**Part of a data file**
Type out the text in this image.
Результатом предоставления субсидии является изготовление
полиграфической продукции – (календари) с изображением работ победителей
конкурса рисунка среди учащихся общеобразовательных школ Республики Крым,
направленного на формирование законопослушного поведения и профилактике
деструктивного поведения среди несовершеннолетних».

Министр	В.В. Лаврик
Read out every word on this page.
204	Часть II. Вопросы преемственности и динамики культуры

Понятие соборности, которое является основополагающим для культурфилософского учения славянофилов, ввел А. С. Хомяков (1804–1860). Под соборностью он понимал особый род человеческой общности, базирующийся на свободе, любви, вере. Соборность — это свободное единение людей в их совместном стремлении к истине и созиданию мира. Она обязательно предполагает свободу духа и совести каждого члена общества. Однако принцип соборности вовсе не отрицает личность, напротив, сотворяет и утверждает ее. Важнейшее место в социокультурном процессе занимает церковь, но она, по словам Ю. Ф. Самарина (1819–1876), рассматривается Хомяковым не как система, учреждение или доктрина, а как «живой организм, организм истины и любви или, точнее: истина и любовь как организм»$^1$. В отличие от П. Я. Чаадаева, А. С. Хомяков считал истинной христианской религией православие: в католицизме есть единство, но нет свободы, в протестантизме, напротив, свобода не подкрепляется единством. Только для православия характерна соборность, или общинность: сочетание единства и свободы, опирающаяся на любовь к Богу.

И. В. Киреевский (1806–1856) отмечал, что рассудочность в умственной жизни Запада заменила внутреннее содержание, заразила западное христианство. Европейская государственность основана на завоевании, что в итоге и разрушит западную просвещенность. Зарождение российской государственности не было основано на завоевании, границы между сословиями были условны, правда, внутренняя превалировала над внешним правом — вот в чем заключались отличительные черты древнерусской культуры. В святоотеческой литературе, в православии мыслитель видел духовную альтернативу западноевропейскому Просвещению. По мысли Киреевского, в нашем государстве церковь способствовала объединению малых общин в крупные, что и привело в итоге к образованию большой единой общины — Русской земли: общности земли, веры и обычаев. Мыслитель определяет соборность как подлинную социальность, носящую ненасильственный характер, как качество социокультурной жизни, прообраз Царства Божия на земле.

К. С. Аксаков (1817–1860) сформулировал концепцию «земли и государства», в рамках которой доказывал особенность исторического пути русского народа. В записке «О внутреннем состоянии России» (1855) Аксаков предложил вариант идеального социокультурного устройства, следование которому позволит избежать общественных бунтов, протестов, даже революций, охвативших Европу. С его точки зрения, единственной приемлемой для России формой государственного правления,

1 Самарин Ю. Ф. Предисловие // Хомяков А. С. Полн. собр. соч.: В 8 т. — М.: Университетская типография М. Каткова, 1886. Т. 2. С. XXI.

**THE PROBLEM**
Write out every entry exactly as given.

**WRITTEN ANSWER**
Type out the text in this image.
Результатом предоставления субсидии является изготовление
полиграфической продукции – (календари) с изображением работ победителей
конкурса рисунка среди учащихся общеобразовательных школ Республики Крым,
направленного на формирование законопослушного поведения и профилактике
деструктивного поведения среди несовершеннолетних».

Министр	В.В. Лаврик
Read out every word on this page.
204	Часть II. Вопросы преемственности и динамики культуры

Понятие соборности, которое является основополагающим для культурфилософского учения славянофилов, ввел А. С. Хомяков (1804–1860). Под соборностью он понимал особый род человеческой общности, базирующийся на свободе, любви, вере. Соборность — это свободное единение людей в их совместном стремлении к истине и созиданию мира. Она обязательно предполагает свободу духа и совести каждого члена общества. Однако принцип соборности вовсе не отрицает личность, напротив, сотворяет и утверждает ее. Важнейшее место в социокультурном процессе занимает церковь, но она, по словам Ю. Ф. Самарина (1819–1876), рассматривается Хомяковым не как система, учреждение или доктрина, а как «живой организм, организм истины и любви или, точнее: истина и любовь как организм»$^1$. В отличие от П. Я. Чаадаева, А. С. Хомяков считал истинной христианской религией православие: в католицизме есть единство, но нет свободы, в протестантизме, напротив, свобода не подкрепляется единством. Только для православия характерна соборность, или общинность: сочетание единства и свободы, опирающаяся на любовь к Богу.

И. В. Киреевский (1806–1856) отмечал, что рассудочность в умственной жизни Запада заменила внутреннее содержание, заразила западное христианство. Европейская государственность основана на завоевании, что в итоге и разрушит западную просвещенность. Зарождение российской государственности не было основано на завоевании, границы между сословиями были условны, правда, внутренняя превалировала над внешним правом — вот в чем заключались отличительные черты древнерусской культуры. В святоотеческой литературе, в православии мыслитель видел духовную альтернативу западноевропейскому Просвещению. По мысли Киреевского, в нашем государстве церковь способствовала объединению малых общин в крупные, что и привело в итоге к образованию большой единой общины — Русской земли: общности земли, веры и обычаев. Мыслитель определяет соборность как подлинную социальность, носящую ненасильственный характер, как качество социокультурной жизни, прообраз Царства Божия на земле.

К. С. Аксаков (1817–1860) сформулировал концепцию «земли и государства», в рамках которой доказывал особенность исторического пути русского народа. В записке «О внутреннем состоянии России» (1855) Аксаков предложил вариант идеального социокультурного устройства, следование которому позволит избежать общественных бунтов, протестов, даже революций, охвативших Европу. С его точки зрения, единственной приемлемой для России формой государственного правления,

1 Самарин Ю. Ф. Предисловие // Хомяков А. С. Полн. собр. соч.: В 8 т. — М.: Университетская типография М. Каткова, 1886. Т. 2. С. XXI.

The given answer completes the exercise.